Go through the material below and count the lines with the string "nous"; the number is the whole answer.
** START Data listing **
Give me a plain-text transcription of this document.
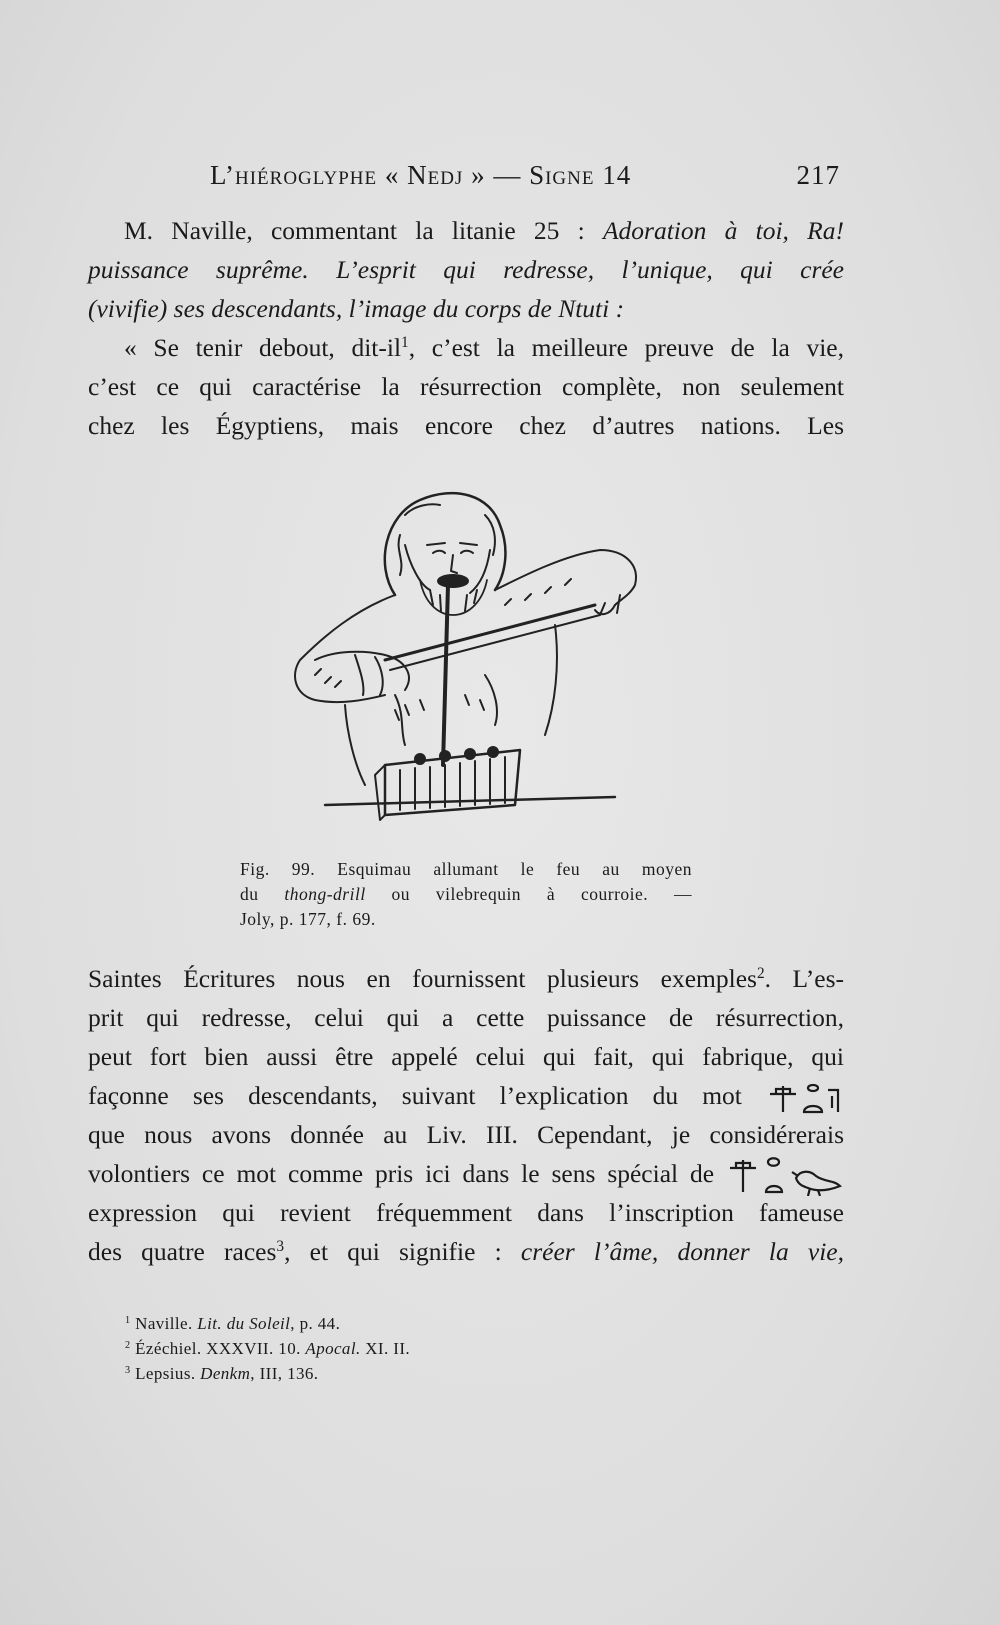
L’hiéroglyphe « Nedj » — Signe 14	217
M. Naville, commentant la litanie 25 : Adoration à toi, Ra!
puissance suprême. L’esprit qui redresse, l’unique, qui crée
(vivifie) ses descendants, l’image du corps de Ntuti :
« Se tenir debout, dit-$il^1$, c’est la meilleure preuve de la vie,
c’est ce qui caractérise la résurrection complète, non seulement
chez les Égyptiens, mais encore chez d’autres nations. Les
Fig. 99. Esquimau allumant le feu au moyen
du thong-drill ou vilebrequin à courroie. —
Joly, p. 177, f. 69.
Saintes Écritures nous en fournissent plusieurs exemples$^2$. L’es-
prit qui redresse, celui qui a cette puissance de résurrection,
peut fort bien aussi être appelé celui qui fait, qui fabrique, qui
façonne ses descendants, suivant l’explication du mot
que nous avons donnée au Liv. III. Cependant, je considérerais
volontiers ce mot comme pris ici dans le sens spécial de
expression qui revient fréquemment dans l’inscription fameuse
des quatre races$^3$, et qui signifie : créer l’âme, donner la vie,
$^1$ Naville. Lit. du Soleil, p. 44.
$^2$ Ézéchiel. XXXVII. 10. Apocal. XI. II.
$^3$ Lepsius. Denkm, III, 136.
** END Data listing **
• [Answer to the exercise]:
2